## EXERCISE DESCRIPTION
Note how many lines hold "trials" and report that number by itself.

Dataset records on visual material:
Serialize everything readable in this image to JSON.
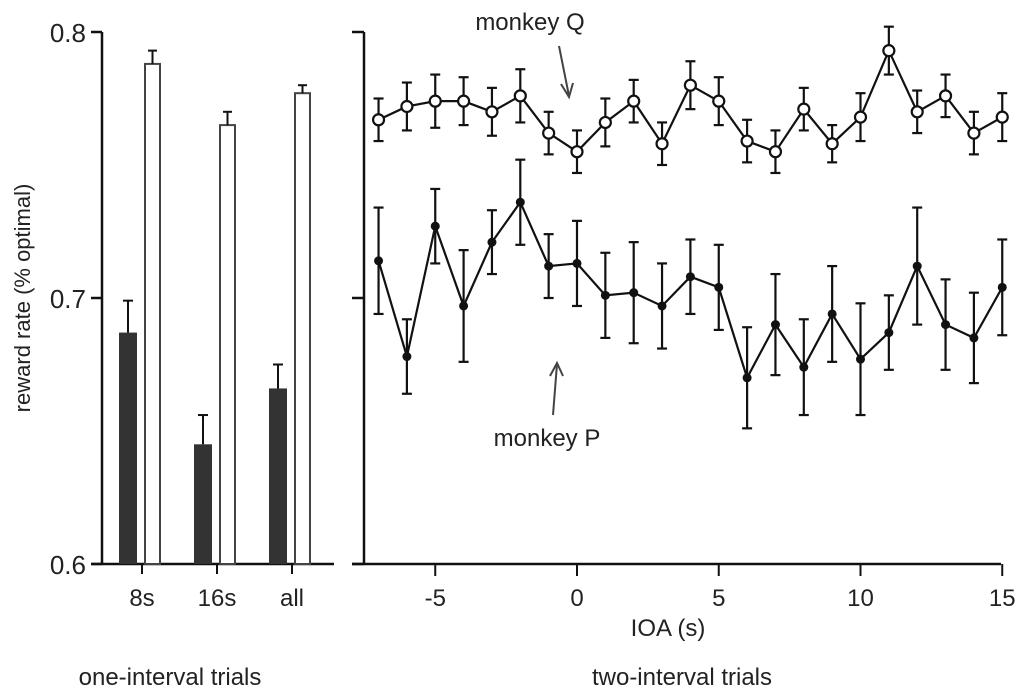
{
  "chart_data": [
    {
      "type": "bar",
      "panel": "one-interval trials",
      "ylabel": "reward rate (% optimal)",
      "ylim": [
        0.6,
        0.8
      ],
      "yticks": [
        "0.6",
        "0.7",
        "0.8"
      ],
      "categories": [
        "8s",
        "16s",
        "all"
      ],
      "series": [
        {
          "name": "monkey P",
          "style": "filled",
          "values": [
            0.687,
            0.645,
            0.666
          ],
          "errors": [
            0.012,
            0.011,
            0.009
          ]
        },
        {
          "name": "monkey Q",
          "style": "open",
          "values": [
            0.788,
            0.765,
            0.777
          ],
          "errors": [
            0.005,
            0.005,
            0.003
          ]
        }
      ],
      "xlabel": "one-interval trials"
    },
    {
      "type": "line",
      "panel": "two-interval trials",
      "xlabel": "IOA (s)",
      "panel_label": "two-interval trials",
      "xlim": [
        -7.5,
        15
      ],
      "ylim": [
        0.6,
        0.8
      ],
      "xticks": [
        "-5",
        "0",
        "5",
        "10",
        "15"
      ],
      "x": [
        -7,
        -6,
        -5,
        -4,
        -3,
        -2,
        -1,
        0,
        1,
        2,
        3,
        4,
        5,
        6,
        7,
        8,
        9,
        10,
        11,
        12,
        13,
        14,
        15
      ],
      "series": [
        {
          "name": "monkey Q",
          "marker": "open-circle",
          "values": [
            0.767,
            0.772,
            0.774,
            0.774,
            0.77,
            0.776,
            0.762,
            0.755,
            0.766,
            0.774,
            0.758,
            0.78,
            0.774,
            0.759,
            0.755,
            0.771,
            0.758,
            0.768,
            0.793,
            0.77,
            0.776,
            0.762,
            0.768
          ],
          "errors": [
            0.008,
            0.009,
            0.01,
            0.009,
            0.009,
            0.01,
            0.008,
            0.008,
            0.009,
            0.008,
            0.008,
            0.009,
            0.009,
            0.008,
            0.008,
            0.008,
            0.007,
            0.009,
            0.009,
            0.008,
            0.008,
            0.008,
            0.009
          ]
        },
        {
          "name": "monkey P",
          "marker": "filled-circle",
          "values": [
            0.714,
            0.678,
            0.727,
            0.697,
            0.721,
            0.736,
            0.712,
            0.713,
            0.701,
            0.702,
            0.697,
            0.708,
            0.704,
            0.67,
            0.69,
            0.674,
            0.694,
            0.677,
            0.687,
            0.712,
            0.69,
            0.685,
            0.704
          ],
          "errors": [
            0.02,
            0.014,
            0.014,
            0.021,
            0.012,
            0.016,
            0.012,
            0.016,
            0.016,
            0.019,
            0.016,
            0.014,
            0.016,
            0.019,
            0.019,
            0.018,
            0.018,
            0.021,
            0.014,
            0.022,
            0.017,
            0.017,
            0.018
          ]
        }
      ],
      "annotations": [
        {
          "text": "monkey Q",
          "points_to": "monkey Q series"
        },
        {
          "text": "monkey P",
          "points_to": "monkey P series"
        }
      ]
    }
  ]
}
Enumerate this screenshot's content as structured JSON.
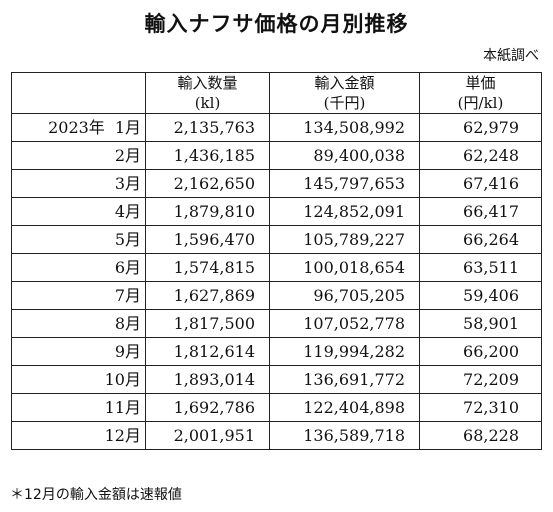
{
  "title": "輸入ナフサ価格の月別推移",
  "source": "本紙調べ",
  "headers": {
    "quantity": "輸入数量",
    "quantity_unit": "(kl)",
    "amount": "輸入金額",
    "amount_unit": "(千円)",
    "price": "単価",
    "price_unit": "(円/kl)"
  },
  "year_label": "2023年",
  "rows": [
    {
      "month": "1月",
      "quantity": "2,135,763",
      "amount": "134,508,992",
      "price": "62,979"
    },
    {
      "month": "2月",
      "quantity": "1,436,185",
      "amount": "89,400,038",
      "price": "62,248"
    },
    {
      "month": "3月",
      "quantity": "2,162,650",
      "amount": "145,797,653",
      "price": "67,416"
    },
    {
      "month": "4月",
      "quantity": "1,879,810",
      "amount": "124,852,091",
      "price": "66,417"
    },
    {
      "month": "5月",
      "quantity": "1,596,470",
      "amount": "105,789,227",
      "price": "66,264"
    },
    {
      "month": "6月",
      "quantity": "1,574,815",
      "amount": "100,018,654",
      "price": "63,511"
    },
    {
      "month": "7月",
      "quantity": "1,627,869",
      "amount": "96,705,205",
      "price": "59,406"
    },
    {
      "month": "8月",
      "quantity": "1,817,500",
      "amount": "107,052,778",
      "price": "58,901"
    },
    {
      "month": "9月",
      "quantity": "1,812,614",
      "amount": "119,994,282",
      "price": "66,200"
    },
    {
      "month": "10月",
      "quantity": "1,893,014",
      "amount": "136,691,772",
      "price": "72,209"
    },
    {
      "month": "11月",
      "quantity": "1,692,786",
      "amount": "122,404,898",
      "price": "72,310"
    },
    {
      "month": "12月",
      "quantity": "2,001,951",
      "amount": "136,589,718",
      "price": "68,228"
    }
  ],
  "note": "＊12月の輸入金額は速報値"
}
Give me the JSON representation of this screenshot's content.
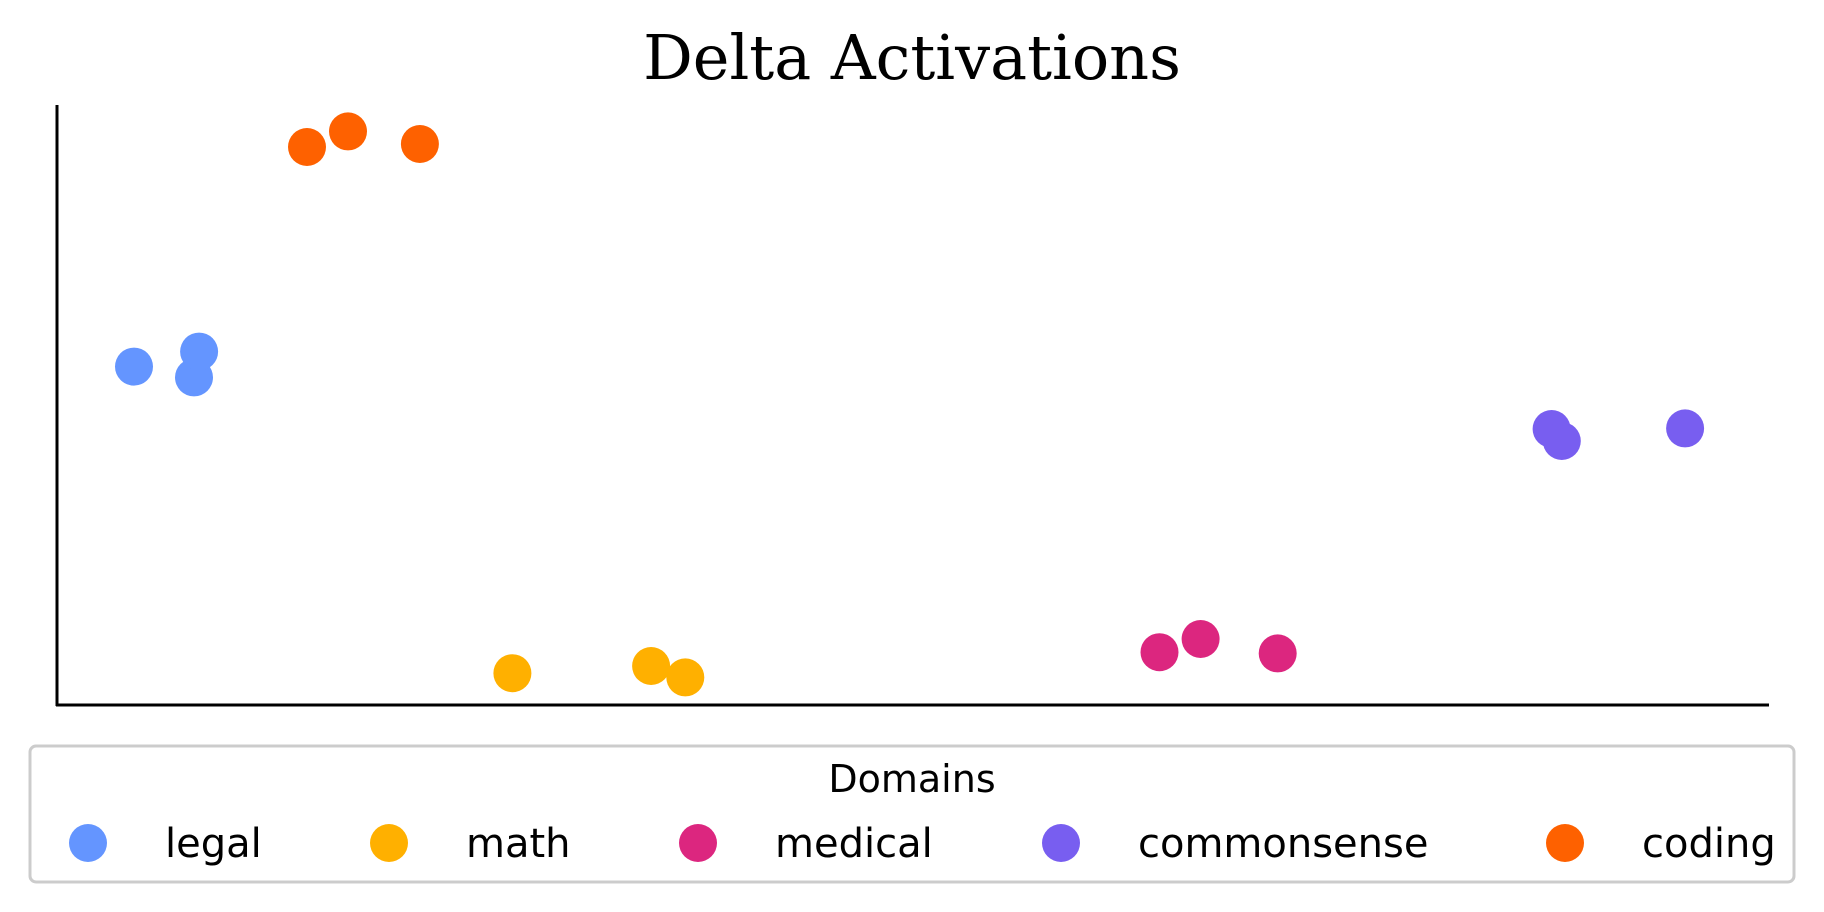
{
  "chart_data": {
    "type": "scatter",
    "title": "Delta Activations",
    "xlabel": "",
    "ylabel": "",
    "x_ticks": false,
    "y_ticks": false,
    "grid": false,
    "xlim": [
      0,
      100
    ],
    "ylim": [
      0,
      100
    ],
    "legend": {
      "title": "Domains",
      "placement": "bottom",
      "layout": "horizontal"
    },
    "series": [
      {
        "name": "legal",
        "color": "#6495ff",
        "points": [
          [
            4.5,
            56.4
          ],
          [
            8.0,
            54.6
          ],
          [
            8.3,
            58.9
          ]
        ]
      },
      {
        "name": "math",
        "color": "#ffb000",
        "points": [
          [
            26.6,
            5.3
          ],
          [
            34.7,
            6.5
          ],
          [
            36.7,
            4.6
          ]
        ]
      },
      {
        "name": "medical",
        "color": "#dc267f",
        "points": [
          [
            64.4,
            8.8
          ],
          [
            66.8,
            11.0
          ],
          [
            71.3,
            8.6
          ]
        ]
      },
      {
        "name": "commonsense",
        "color": "#785ef0",
        "points": [
          [
            87.3,
            46.0
          ],
          [
            87.9,
            44.0
          ],
          [
            95.1,
            46.1
          ]
        ]
      },
      {
        "name": "coding",
        "color": "#fe6100",
        "points": [
          [
            14.6,
            93.0
          ],
          [
            17.0,
            95.6
          ],
          [
            21.2,
            93.5
          ]
        ]
      }
    ]
  }
}
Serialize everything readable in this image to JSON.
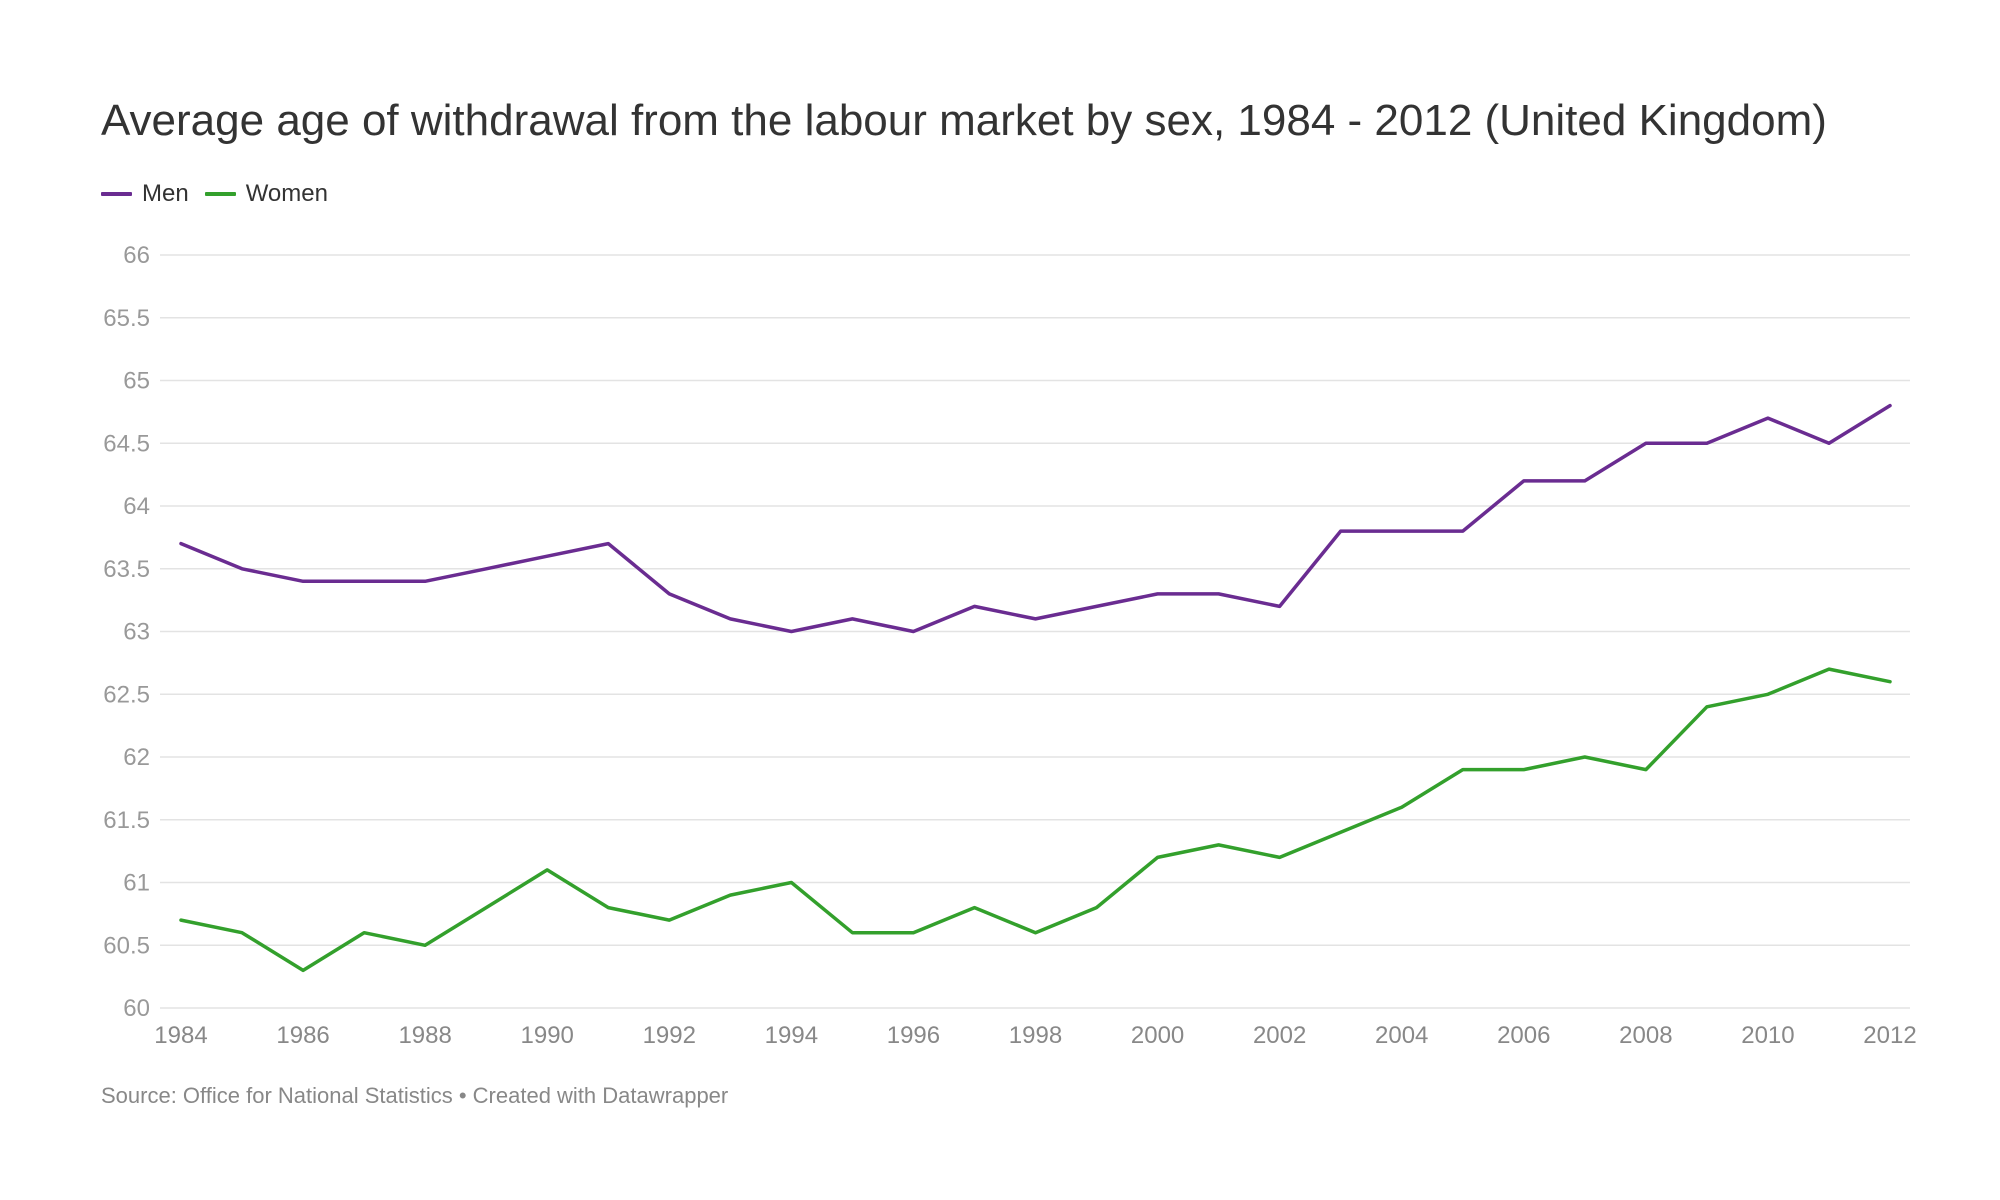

## SOLUTION TO THE EXERCISE
4